> Short exercise: Set down every record once more, exactly as given.

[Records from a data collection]

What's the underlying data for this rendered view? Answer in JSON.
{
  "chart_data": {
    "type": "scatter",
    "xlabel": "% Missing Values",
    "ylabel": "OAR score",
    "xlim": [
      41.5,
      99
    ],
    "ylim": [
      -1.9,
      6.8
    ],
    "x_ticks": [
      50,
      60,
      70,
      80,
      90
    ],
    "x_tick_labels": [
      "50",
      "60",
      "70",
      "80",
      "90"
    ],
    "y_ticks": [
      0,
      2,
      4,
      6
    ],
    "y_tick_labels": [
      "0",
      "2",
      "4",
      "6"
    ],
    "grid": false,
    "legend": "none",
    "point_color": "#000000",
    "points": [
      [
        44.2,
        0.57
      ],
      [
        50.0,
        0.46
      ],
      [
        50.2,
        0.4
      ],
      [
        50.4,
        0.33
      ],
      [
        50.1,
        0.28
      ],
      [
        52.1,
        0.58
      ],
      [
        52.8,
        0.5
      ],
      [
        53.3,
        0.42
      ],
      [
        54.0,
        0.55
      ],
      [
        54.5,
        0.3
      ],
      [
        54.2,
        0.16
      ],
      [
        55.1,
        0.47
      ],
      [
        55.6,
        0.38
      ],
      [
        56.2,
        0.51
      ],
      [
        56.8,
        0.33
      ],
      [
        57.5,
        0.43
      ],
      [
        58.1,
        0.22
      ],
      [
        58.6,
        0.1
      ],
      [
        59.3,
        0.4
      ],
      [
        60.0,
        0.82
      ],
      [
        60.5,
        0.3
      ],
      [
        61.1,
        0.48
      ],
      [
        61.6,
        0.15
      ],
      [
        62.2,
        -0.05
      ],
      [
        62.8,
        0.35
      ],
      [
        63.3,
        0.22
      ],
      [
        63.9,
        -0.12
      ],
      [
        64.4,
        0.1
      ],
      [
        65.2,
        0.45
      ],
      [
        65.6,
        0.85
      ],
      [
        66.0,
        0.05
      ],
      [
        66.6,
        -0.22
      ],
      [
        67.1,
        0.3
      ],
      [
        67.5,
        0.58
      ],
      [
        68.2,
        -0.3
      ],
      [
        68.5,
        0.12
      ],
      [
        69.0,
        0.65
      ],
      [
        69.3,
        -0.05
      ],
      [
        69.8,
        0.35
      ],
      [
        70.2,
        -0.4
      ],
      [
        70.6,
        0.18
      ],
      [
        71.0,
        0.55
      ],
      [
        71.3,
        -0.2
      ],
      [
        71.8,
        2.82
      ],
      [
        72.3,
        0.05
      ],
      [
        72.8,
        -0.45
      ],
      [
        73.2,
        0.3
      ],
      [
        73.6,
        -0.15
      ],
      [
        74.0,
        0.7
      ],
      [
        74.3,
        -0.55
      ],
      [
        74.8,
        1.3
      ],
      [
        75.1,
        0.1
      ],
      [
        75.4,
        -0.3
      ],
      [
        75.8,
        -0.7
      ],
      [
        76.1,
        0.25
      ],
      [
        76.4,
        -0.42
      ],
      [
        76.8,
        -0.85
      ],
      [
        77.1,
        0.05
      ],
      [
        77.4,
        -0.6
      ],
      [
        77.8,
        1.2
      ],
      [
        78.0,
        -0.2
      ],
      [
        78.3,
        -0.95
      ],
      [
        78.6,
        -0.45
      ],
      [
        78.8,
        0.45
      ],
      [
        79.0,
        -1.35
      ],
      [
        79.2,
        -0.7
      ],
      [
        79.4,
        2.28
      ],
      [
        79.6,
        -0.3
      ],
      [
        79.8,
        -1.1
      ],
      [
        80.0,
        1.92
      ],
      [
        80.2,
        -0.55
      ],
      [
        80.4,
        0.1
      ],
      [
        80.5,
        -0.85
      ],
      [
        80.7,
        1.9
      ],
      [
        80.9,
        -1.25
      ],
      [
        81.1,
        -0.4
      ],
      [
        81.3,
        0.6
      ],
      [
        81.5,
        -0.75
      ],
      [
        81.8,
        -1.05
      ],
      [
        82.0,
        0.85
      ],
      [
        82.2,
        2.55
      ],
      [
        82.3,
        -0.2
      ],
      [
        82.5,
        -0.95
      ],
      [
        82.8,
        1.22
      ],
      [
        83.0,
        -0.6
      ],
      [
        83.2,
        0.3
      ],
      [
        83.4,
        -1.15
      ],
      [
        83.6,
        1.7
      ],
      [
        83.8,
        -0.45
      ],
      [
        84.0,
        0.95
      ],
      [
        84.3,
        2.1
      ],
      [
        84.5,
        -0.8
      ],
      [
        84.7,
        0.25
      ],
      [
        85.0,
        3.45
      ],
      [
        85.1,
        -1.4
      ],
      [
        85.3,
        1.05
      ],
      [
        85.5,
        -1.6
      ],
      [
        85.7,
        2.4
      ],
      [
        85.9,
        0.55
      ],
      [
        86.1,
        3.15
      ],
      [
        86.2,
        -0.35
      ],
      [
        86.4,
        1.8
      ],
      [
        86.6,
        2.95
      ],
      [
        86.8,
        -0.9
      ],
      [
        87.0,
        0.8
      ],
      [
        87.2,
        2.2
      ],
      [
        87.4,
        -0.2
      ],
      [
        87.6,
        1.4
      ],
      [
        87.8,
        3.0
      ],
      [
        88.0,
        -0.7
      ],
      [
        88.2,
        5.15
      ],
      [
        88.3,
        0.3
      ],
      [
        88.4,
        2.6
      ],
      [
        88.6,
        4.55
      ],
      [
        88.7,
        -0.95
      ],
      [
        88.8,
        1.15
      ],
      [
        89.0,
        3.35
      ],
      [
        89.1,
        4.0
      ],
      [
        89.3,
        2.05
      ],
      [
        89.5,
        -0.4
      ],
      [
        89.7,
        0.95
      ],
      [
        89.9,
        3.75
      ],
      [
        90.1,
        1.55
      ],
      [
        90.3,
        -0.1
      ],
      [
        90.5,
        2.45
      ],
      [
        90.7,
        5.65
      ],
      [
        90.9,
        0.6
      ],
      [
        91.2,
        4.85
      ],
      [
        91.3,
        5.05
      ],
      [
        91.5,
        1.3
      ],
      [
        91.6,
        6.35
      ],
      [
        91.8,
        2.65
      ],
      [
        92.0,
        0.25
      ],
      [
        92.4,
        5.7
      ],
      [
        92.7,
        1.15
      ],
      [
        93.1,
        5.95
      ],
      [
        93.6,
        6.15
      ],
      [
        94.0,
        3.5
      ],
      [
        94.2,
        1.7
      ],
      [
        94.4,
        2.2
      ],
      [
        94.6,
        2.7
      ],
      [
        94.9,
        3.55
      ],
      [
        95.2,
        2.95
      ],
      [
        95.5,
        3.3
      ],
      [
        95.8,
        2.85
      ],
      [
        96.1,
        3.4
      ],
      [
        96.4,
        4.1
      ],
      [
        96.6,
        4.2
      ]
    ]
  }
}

> Written response:
What's the underlying data for this rendered view? Answer in JSON.
{
  "chart_data": {
    "type": "scatter",
    "xlabel": "% Missing Values",
    "ylabel": "OAR score",
    "xlim": [
      41.5,
      99
    ],
    "ylim": [
      -1.9,
      6.8
    ],
    "x_ticks": [
      50,
      60,
      70,
      80,
      90
    ],
    "x_tick_labels": [
      "50",
      "60",
      "70",
      "80",
      "90"
    ],
    "y_ticks": [
      0,
      2,
      4,
      6
    ],
    "y_tick_labels": [
      "0",
      "2",
      "4",
      "6"
    ],
    "grid": false,
    "legend": "none",
    "point_color": "#000000",
    "points": [
      [
        44.2,
        0.57
      ],
      [
        50.0,
        0.46
      ],
      [
        50.2,
        0.4
      ],
      [
        50.4,
        0.33
      ],
      [
        50.1,
        0.28
      ],
      [
        52.1,
        0.58
      ],
      [
        52.8,
        0.5
      ],
      [
        53.3,
        0.42
      ],
      [
        54.0,
        0.55
      ],
      [
        54.5,
        0.3
      ],
      [
        54.2,
        0.16
      ],
      [
        55.1,
        0.47
      ],
      [
        55.6,
        0.38
      ],
      [
        56.2,
        0.51
      ],
      [
        56.8,
        0.33
      ],
      [
        57.5,
        0.43
      ],
      [
        58.1,
        0.22
      ],
      [
        58.6,
        0.1
      ],
      [
        59.3,
        0.4
      ],
      [
        60.0,
        0.82
      ],
      [
        60.5,
        0.3
      ],
      [
        61.1,
        0.48
      ],
      [
        61.6,
        0.15
      ],
      [
        62.2,
        -0.05
      ],
      [
        62.8,
        0.35
      ],
      [
        63.3,
        0.22
      ],
      [
        63.9,
        -0.12
      ],
      [
        64.4,
        0.1
      ],
      [
        65.2,
        0.45
      ],
      [
        65.6,
        0.85
      ],
      [
        66.0,
        0.05
      ],
      [
        66.6,
        -0.22
      ],
      [
        67.1,
        0.3
      ],
      [
        67.5,
        0.58
      ],
      [
        68.2,
        -0.3
      ],
      [
        68.5,
        0.12
      ],
      [
        69.0,
        0.65
      ],
      [
        69.3,
        -0.05
      ],
      [
        69.8,
        0.35
      ],
      [
        70.2,
        -0.4
      ],
      [
        70.6,
        0.18
      ],
      [
        71.0,
        0.55
      ],
      [
        71.3,
        -0.2
      ],
      [
        71.8,
        2.82
      ],
      [
        72.3,
        0.05
      ],
      [
        72.8,
        -0.45
      ],
      [
        73.2,
        0.3
      ],
      [
        73.6,
        -0.15
      ],
      [
        74.0,
        0.7
      ],
      [
        74.3,
        -0.55
      ],
      [
        74.8,
        1.3
      ],
      [
        75.1,
        0.1
      ],
      [
        75.4,
        -0.3
      ],
      [
        75.8,
        -0.7
      ],
      [
        76.1,
        0.25
      ],
      [
        76.4,
        -0.42
      ],
      [
        76.8,
        -0.85
      ],
      [
        77.1,
        0.05
      ],
      [
        77.4,
        -0.6
      ],
      [
        77.8,
        1.2
      ],
      [
        78.0,
        -0.2
      ],
      [
        78.3,
        -0.95
      ],
      [
        78.6,
        -0.45
      ],
      [
        78.8,
        0.45
      ],
      [
        79.0,
        -1.35
      ],
      [
        79.2,
        -0.7
      ],
      [
        79.4,
        2.28
      ],
      [
        79.6,
        -0.3
      ],
      [
        79.8,
        -1.1
      ],
      [
        80.0,
        1.92
      ],
      [
        80.2,
        -0.55
      ],
      [
        80.4,
        0.1
      ],
      [
        80.5,
        -0.85
      ],
      [
        80.7,
        1.9
      ],
      [
        80.9,
        -1.25
      ],
      [
        81.1,
        -0.4
      ],
      [
        81.3,
        0.6
      ],
      [
        81.5,
        -0.75
      ],
      [
        81.8,
        -1.05
      ],
      [
        82.0,
        0.85
      ],
      [
        82.2,
        2.55
      ],
      [
        82.3,
        -0.2
      ],
      [
        82.5,
        -0.95
      ],
      [
        82.8,
        1.22
      ],
      [
        83.0,
        -0.6
      ],
      [
        83.2,
        0.3
      ],
      [
        83.4,
        -1.15
      ],
      [
        83.6,
        1.7
      ],
      [
        83.8,
        -0.45
      ],
      [
        84.0,
        0.95
      ],
      [
        84.3,
        2.1
      ],
      [
        84.5,
        -0.8
      ],
      [
        84.7,
        0.25
      ],
      [
        85.0,
        3.45
      ],
      [
        85.1,
        -1.4
      ],
      [
        85.3,
        1.05
      ],
      [
        85.5,
        -1.6
      ],
      [
        85.7,
        2.4
      ],
      [
        85.9,
        0.55
      ],
      [
        86.1,
        3.15
      ],
      [
        86.2,
        -0.35
      ],
      [
        86.4,
        1.8
      ],
      [
        86.6,
        2.95
      ],
      [
        86.8,
        -0.9
      ],
      [
        87.0,
        0.8
      ],
      [
        87.2,
        2.2
      ],
      [
        87.4,
        -0.2
      ],
      [
        87.6,
        1.4
      ],
      [
        87.8,
        3.0
      ],
      [
        88.0,
        -0.7
      ],
      [
        88.2,
        5.15
      ],
      [
        88.3,
        0.3
      ],
      [
        88.4,
        2.6
      ],
      [
        88.6,
        4.55
      ],
      [
        88.7,
        -0.95
      ],
      [
        88.8,
        1.15
      ],
      [
        89.0,
        3.35
      ],
      [
        89.1,
        4.0
      ],
      [
        89.3,
        2.05
      ],
      [
        89.5,
        -0.4
      ],
      [
        89.7,
        0.95
      ],
      [
        89.9,
        3.75
      ],
      [
        90.1,
        1.55
      ],
      [
        90.3,
        -0.1
      ],
      [
        90.5,
        2.45
      ],
      [
        90.7,
        5.65
      ],
      [
        90.9,
        0.6
      ],
      [
        91.2,
        4.85
      ],
      [
        91.3,
        5.05
      ],
      [
        91.5,
        1.3
      ],
      [
        91.6,
        6.35
      ],
      [
        91.8,
        2.65
      ],
      [
        92.0,
        0.25
      ],
      [
        92.4,
        5.7
      ],
      [
        92.7,
        1.15
      ],
      [
        93.1,
        5.95
      ],
      [
        93.6,
        6.15
      ],
      [
        94.0,
        3.5
      ],
      [
        94.2,
        1.7
      ],
      [
        94.4,
        2.2
      ],
      [
        94.6,
        2.7
      ],
      [
        94.9,
        3.55
      ],
      [
        95.2,
        2.95
      ],
      [
        95.5,
        3.3
      ],
      [
        95.8,
        2.85
      ],
      [
        96.1,
        3.4
      ],
      [
        96.4,
        4.1
      ],
      [
        96.6,
        4.2
      ]
    ]
  }
}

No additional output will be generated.